◆ Task prompt ◆
Say how many lines contain the string "there". Give no other output.
[START OF Task data]
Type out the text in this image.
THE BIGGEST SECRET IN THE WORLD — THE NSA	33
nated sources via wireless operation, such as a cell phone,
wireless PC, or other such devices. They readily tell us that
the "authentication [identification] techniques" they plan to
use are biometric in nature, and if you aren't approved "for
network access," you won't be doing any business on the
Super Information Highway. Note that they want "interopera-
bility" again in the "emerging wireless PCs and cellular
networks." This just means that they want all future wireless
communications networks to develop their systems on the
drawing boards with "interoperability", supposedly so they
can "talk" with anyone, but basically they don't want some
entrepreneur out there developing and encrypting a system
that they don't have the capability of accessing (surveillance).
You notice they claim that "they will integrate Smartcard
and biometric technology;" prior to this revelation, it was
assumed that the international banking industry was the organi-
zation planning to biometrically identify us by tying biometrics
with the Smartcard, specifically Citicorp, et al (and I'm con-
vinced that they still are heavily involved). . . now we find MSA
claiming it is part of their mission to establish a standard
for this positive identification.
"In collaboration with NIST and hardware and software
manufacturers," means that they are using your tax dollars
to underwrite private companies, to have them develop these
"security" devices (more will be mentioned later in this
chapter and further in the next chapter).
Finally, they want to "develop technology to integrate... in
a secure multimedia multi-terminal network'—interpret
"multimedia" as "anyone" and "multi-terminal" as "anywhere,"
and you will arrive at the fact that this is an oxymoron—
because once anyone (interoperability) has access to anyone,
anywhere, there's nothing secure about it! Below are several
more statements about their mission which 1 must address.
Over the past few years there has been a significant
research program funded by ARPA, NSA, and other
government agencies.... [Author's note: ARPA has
[END OF Task data]
◆ Task answer ◆
3